• EXERCISE DESCRIPTION: Copy out the lines that include the word "icon".

━━━ THE INPUT

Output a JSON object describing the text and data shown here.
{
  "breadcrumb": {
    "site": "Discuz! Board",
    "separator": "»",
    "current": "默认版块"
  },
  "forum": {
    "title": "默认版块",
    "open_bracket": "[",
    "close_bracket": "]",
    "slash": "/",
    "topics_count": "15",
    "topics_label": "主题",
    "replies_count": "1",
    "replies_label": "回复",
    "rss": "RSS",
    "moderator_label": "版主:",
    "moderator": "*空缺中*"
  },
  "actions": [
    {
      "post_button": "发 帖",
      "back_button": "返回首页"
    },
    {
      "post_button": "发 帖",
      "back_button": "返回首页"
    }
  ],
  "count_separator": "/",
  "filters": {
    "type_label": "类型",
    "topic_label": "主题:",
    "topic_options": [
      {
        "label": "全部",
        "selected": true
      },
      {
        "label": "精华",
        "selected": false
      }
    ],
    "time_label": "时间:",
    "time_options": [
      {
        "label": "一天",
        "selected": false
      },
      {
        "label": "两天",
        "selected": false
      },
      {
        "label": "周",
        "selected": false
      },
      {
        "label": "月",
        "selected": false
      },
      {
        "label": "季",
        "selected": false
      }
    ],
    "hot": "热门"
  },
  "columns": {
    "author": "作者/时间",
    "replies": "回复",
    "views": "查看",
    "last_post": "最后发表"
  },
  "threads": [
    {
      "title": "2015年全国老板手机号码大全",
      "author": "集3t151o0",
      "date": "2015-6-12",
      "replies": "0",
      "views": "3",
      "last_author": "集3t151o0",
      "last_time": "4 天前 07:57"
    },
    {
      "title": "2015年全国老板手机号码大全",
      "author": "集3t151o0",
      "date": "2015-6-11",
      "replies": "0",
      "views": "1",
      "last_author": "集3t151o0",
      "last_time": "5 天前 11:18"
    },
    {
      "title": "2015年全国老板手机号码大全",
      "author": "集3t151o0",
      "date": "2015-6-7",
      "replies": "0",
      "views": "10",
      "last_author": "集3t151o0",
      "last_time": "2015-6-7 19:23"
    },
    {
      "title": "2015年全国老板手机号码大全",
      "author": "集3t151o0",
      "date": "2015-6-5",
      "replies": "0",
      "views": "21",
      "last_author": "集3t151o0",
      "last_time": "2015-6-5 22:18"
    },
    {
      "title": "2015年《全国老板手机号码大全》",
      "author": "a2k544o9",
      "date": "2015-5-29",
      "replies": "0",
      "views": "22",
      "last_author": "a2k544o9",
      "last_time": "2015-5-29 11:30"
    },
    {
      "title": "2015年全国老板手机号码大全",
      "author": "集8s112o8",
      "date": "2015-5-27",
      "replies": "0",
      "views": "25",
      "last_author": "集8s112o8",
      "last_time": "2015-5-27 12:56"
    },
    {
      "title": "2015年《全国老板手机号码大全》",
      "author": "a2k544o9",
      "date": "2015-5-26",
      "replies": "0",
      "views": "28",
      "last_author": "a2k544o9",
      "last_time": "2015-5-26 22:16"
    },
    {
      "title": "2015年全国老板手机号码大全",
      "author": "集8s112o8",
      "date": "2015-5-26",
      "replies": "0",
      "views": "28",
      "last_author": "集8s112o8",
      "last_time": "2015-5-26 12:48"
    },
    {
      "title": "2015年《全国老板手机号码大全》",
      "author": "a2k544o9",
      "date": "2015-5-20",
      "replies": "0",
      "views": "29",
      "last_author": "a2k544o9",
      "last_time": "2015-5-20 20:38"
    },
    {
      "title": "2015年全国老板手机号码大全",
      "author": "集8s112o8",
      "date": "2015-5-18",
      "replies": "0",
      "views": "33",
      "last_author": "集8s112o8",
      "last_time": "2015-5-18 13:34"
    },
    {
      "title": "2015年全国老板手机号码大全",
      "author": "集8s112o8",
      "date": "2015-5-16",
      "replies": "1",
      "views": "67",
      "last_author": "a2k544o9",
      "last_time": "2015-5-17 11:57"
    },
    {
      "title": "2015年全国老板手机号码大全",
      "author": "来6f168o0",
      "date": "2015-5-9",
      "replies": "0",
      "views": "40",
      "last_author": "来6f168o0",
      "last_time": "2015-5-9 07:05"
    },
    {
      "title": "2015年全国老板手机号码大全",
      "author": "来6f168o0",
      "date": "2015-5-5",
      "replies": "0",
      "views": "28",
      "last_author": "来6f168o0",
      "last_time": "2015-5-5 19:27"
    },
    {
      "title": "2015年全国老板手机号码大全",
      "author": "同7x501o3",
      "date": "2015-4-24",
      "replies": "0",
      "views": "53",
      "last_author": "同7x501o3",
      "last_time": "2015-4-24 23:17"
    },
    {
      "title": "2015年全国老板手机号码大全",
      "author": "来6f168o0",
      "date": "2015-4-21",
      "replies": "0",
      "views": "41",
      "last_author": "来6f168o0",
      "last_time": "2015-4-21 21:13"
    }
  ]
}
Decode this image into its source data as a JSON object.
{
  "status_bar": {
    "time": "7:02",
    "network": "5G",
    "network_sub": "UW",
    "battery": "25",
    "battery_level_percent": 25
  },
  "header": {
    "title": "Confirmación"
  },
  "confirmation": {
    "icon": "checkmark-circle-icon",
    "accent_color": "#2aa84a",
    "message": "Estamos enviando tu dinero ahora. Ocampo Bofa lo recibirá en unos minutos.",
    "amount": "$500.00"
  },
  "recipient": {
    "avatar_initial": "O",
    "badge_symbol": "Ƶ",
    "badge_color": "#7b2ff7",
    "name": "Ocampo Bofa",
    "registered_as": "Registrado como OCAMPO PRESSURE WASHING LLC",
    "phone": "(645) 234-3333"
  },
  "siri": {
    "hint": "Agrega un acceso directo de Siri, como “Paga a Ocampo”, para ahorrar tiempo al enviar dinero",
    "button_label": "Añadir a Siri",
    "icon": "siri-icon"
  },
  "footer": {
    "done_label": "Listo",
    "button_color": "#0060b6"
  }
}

━━━━━━

• OUTPUT FOR THIS EXERCISE:
    "icon": "checkmark-circle-icon",
    "icon": "siri-icon"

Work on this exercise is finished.